## Requirement
Work out how many lines hold "this". Give the number and nothing else.

## Data provided
▬▬▬▬▬▬
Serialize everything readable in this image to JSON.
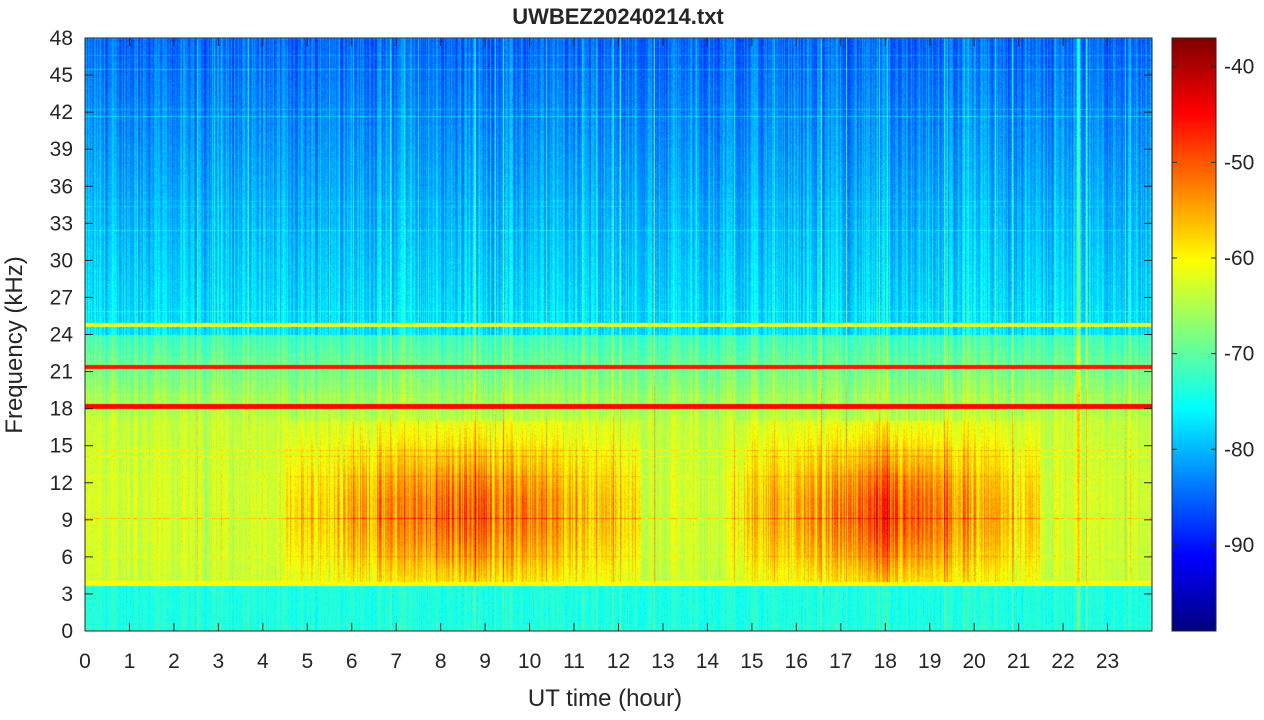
{
  "chart_data": {
    "type": "heatmap",
    "title": "UWBEZ20240214.txt",
    "xlabel": "UT time (hour)",
    "ylabel": "Frequency (kHz)",
    "xlim": [
      0,
      24
    ],
    "ylim": [
      0,
      48
    ],
    "x_ticks": [
      "0",
      "1",
      "2",
      "3",
      "4",
      "5",
      "6",
      "7",
      "8",
      "9",
      "10",
      "11",
      "12",
      "13",
      "14",
      "15",
      "16",
      "17",
      "18",
      "19",
      "20",
      "21",
      "22",
      "23"
    ],
    "y_ticks": [
      "0",
      "3",
      "6",
      "9",
      "12",
      "15",
      "18",
      "21",
      "24",
      "27",
      "30",
      "33",
      "36",
      "39",
      "42",
      "45",
      "48"
    ],
    "colorbar": {
      "colormap": "jet",
      "range": [
        -99,
        -37
      ],
      "ticks": [
        "-40",
        "-50",
        "-60",
        "-70",
        "-80",
        "-90"
      ]
    },
    "persistent_lines_khz": [
      {
        "freq": 18.2,
        "level": -45
      },
      {
        "freq": 21.4,
        "level": -46
      },
      {
        "freq": 24.8,
        "level": -62
      },
      {
        "freq": 3.9,
        "level": -60
      }
    ],
    "broadband_emission": {
      "freq_range_khz": [
        4,
        17
      ],
      "peak_level": -50,
      "active_hours": [
        [
          4.5,
          12.5
        ],
        [
          14.5,
          21.5
        ]
      ]
    },
    "background_level_high_freq": -85
  }
}
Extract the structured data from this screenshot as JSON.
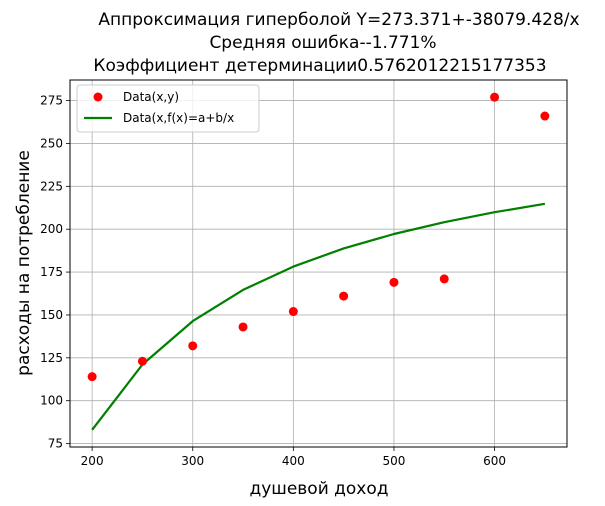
{
  "chart_data": {
    "type": "line",
    "title_lines": [
      "Аппроксимация гиперболой Y=273.371+-38079.428/x",
      "Средняя ошибка--1.771%",
      "Коэффициент детерминации0.5762012215177353"
    ],
    "xlabel": "душевой доход",
    "ylabel": "расходы на потребление",
    "xlim": [
      178,
      672
    ],
    "ylim": [
      73,
      287
    ],
    "xticks": [
      200,
      300,
      400,
      500,
      600
    ],
    "yticks": [
      75,
      100,
      125,
      150,
      175,
      200,
      225,
      250,
      275
    ],
    "grid": true,
    "legend_position": "upper-left",
    "series": [
      {
        "name": "Data(x,y)",
        "kind": "scatter",
        "color": "#ff0000",
        "x": [
          200,
          250,
          300,
          350,
          400,
          450,
          500,
          550,
          600,
          650
        ],
        "y": [
          114,
          123,
          132,
          143,
          152,
          161,
          169,
          171,
          277,
          266
        ]
      },
      {
        "name": "Data(x,f(x)=a+b/x",
        "kind": "line",
        "color": "#008000",
        "x": [
          200,
          250,
          300,
          350,
          400,
          450,
          500,
          550,
          600,
          650
        ],
        "y": [
          83.0,
          121.1,
          146.4,
          164.6,
          178.2,
          188.8,
          197.2,
          204.1,
          209.9,
          214.8
        ]
      }
    ]
  }
}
▬▬▬▬▬▬
## Written response
2